EXERCISE REQUIREMENTS >> Transcribe all of the records word for word, but omit the pictures.

Records from a collection

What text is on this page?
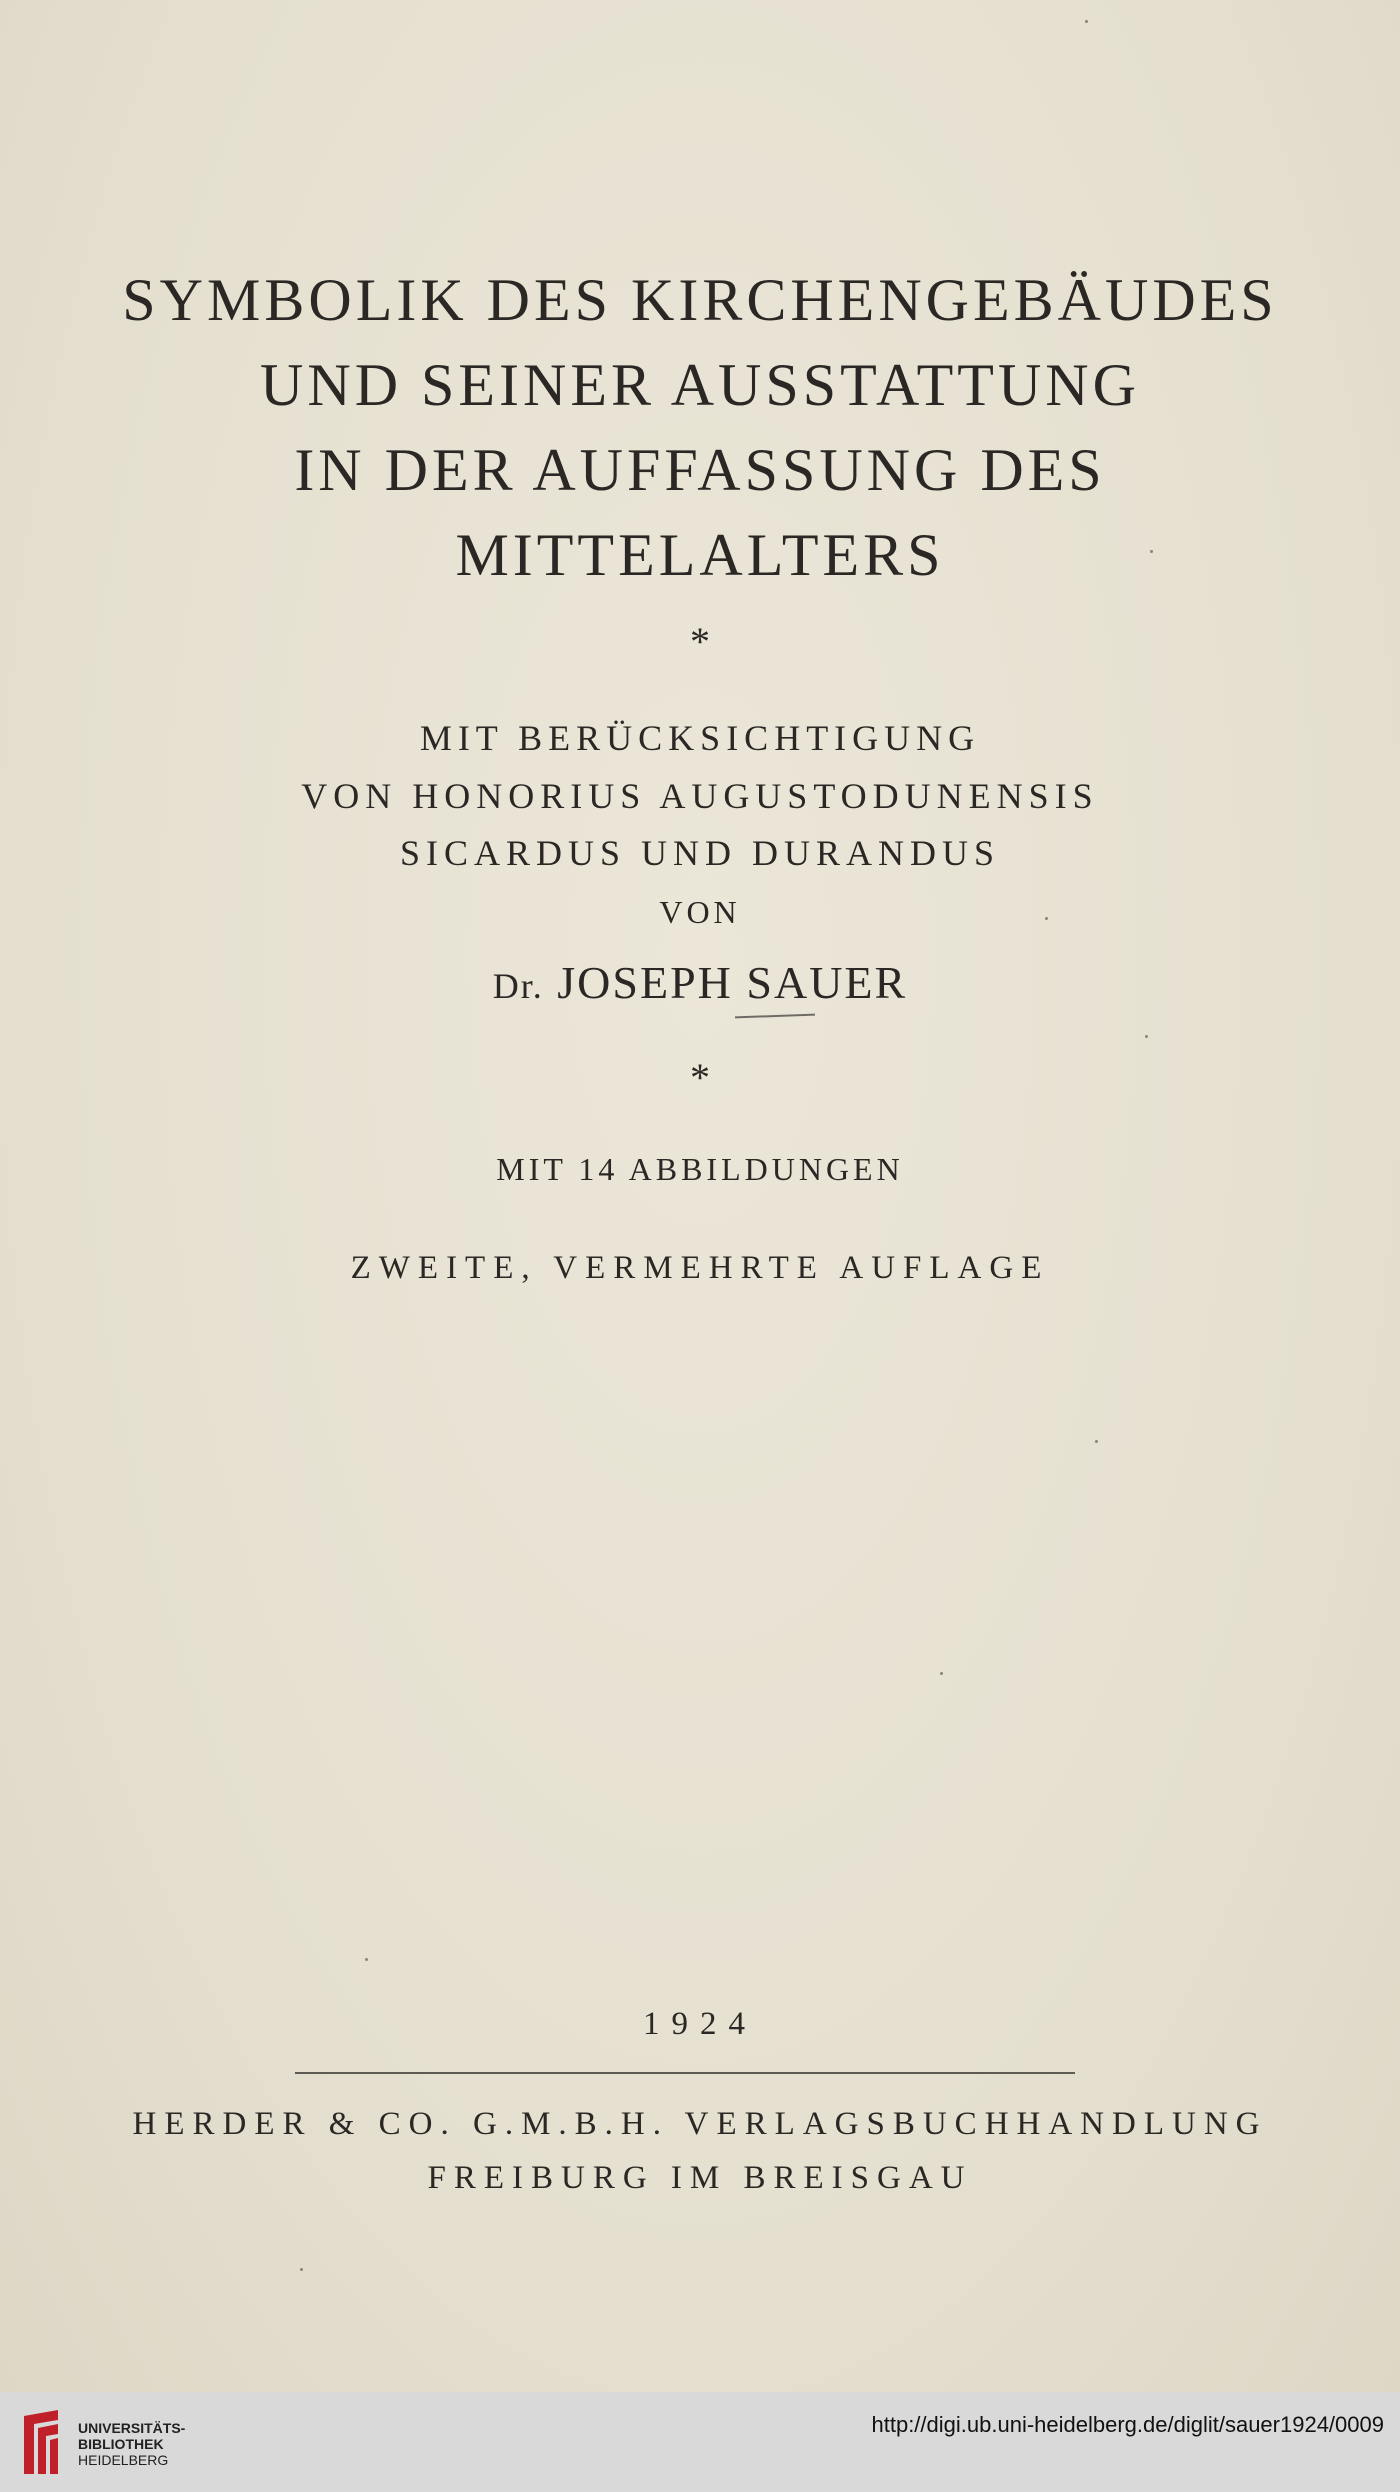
SYMBOLIK DES KIRCHENGEBÄUDES
UND SEINER AUSSTATTUNG
IN DER AUFFASSUNG DES
MITTELALTERS
*
MIT BERÜCKSICHTIGUNG
VON HONORIUS AUGUSTODUNENSIS
SICARDUS UND DURANDUS
VON
Dr. JOSEPH SAUER
*
MIT 14 ABBILDUNGEN
ZWEITE, VERMEHRTE AUFLAGE
1924
HERDER & CO. G.M.B.H. VERLAGSBUCHHANDLUNG
FREIBURG IM BREISGAU
UNIVERSITÄTS-
BIBLIOTHEK
HEIDELBERG
http://digi.ub.uni-heidelberg.de/diglit/sauer1924/0009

ANSWER IN FULL >>
What text is on this page?
SYMBOLIK DES KIRCHENGEBÄUDES
UND SEINER AUSSTATTUNG
IN DER AUFFASSUNG DES
MITTELALTERS
*
MIT BERÜCKSICHTIGUNG
VON HONORIUS AUGUSTODUNENSIS
SICARDUS UND DURANDUS
VON
Dr. JOSEPH SAUER
*
MIT 14 ABBILDUNGEN
ZWEITE, VERMEHRTE AUFLAGE
1924
HERDER & CO. G.M.B.H. VERLAGSBUCHHANDLUNG
FREIBURG IM BREISGAU
UNIVERSITÄTS-
BIBLIOTHEK
HEIDELBERG
http://digi.ub.uni-heidelberg.de/diglit/sauer1924/0009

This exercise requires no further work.